§ **Instruction**:
Isolate every line in the data with the string "page" and copy it.

***** Record excerpts

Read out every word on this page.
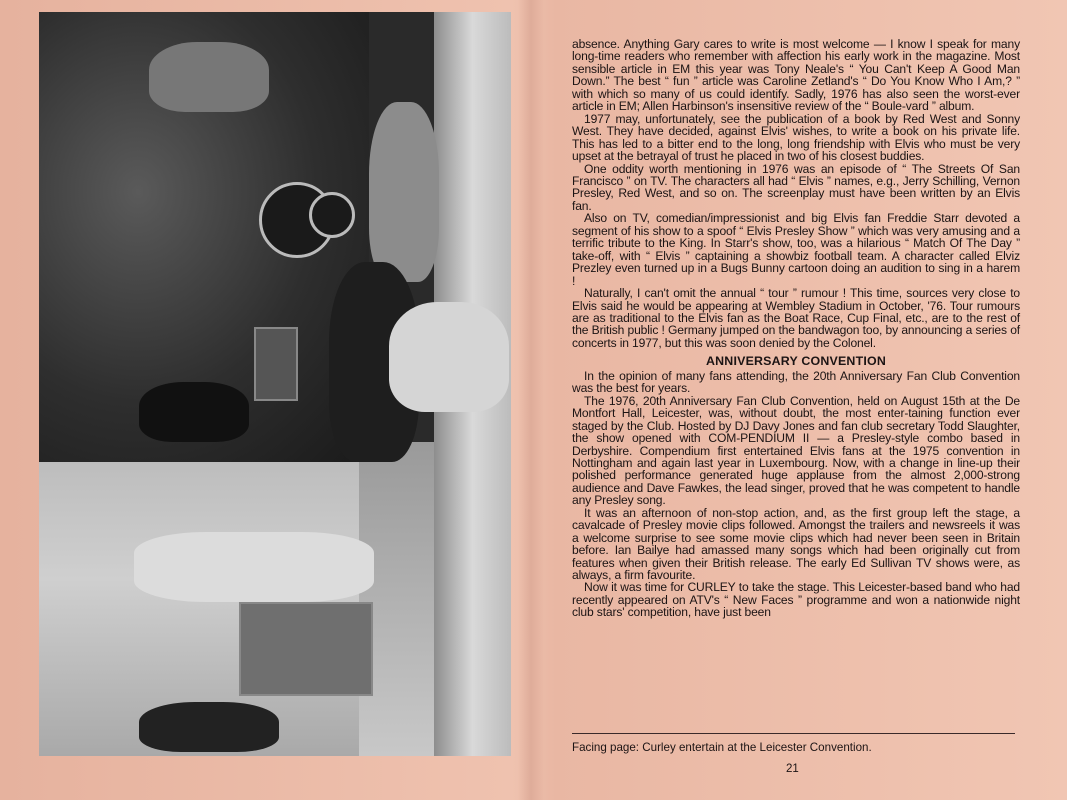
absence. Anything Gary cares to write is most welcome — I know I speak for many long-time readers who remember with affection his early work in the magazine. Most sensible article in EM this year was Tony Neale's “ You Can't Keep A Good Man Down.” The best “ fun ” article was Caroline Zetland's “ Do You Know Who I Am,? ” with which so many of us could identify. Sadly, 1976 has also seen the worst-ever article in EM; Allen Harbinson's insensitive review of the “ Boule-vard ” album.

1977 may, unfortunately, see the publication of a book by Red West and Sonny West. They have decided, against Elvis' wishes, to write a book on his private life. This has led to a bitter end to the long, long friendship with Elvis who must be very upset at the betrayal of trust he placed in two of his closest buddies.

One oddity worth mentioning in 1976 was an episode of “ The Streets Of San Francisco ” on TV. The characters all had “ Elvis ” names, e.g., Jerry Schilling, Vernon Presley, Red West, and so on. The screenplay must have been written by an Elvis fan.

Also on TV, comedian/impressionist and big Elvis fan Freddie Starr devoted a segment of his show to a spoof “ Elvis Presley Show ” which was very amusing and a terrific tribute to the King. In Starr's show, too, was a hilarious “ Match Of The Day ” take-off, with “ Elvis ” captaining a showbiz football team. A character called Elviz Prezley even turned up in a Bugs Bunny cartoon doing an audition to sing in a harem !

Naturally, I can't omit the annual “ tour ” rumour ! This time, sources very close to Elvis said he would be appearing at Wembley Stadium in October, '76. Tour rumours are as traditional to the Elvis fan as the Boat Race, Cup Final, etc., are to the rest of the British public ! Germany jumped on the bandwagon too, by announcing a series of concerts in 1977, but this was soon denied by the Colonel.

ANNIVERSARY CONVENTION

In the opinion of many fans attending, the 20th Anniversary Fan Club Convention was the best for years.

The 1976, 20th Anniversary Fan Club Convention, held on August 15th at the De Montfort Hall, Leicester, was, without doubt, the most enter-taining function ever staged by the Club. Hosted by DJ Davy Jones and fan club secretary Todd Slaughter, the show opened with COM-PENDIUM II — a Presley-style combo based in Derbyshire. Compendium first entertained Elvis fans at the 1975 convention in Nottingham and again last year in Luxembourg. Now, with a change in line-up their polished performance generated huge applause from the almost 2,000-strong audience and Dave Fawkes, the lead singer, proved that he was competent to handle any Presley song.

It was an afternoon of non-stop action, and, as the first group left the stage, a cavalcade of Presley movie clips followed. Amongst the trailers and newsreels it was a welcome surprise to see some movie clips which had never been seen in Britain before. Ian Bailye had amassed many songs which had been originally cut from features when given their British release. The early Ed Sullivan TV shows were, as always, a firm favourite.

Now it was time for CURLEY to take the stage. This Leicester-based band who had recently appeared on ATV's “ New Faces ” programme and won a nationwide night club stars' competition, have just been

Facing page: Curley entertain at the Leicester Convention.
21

**********

§ **Answer to this problem**:
Read out every word on this page.
Facing page: Curley entertain at the Leicester Convention.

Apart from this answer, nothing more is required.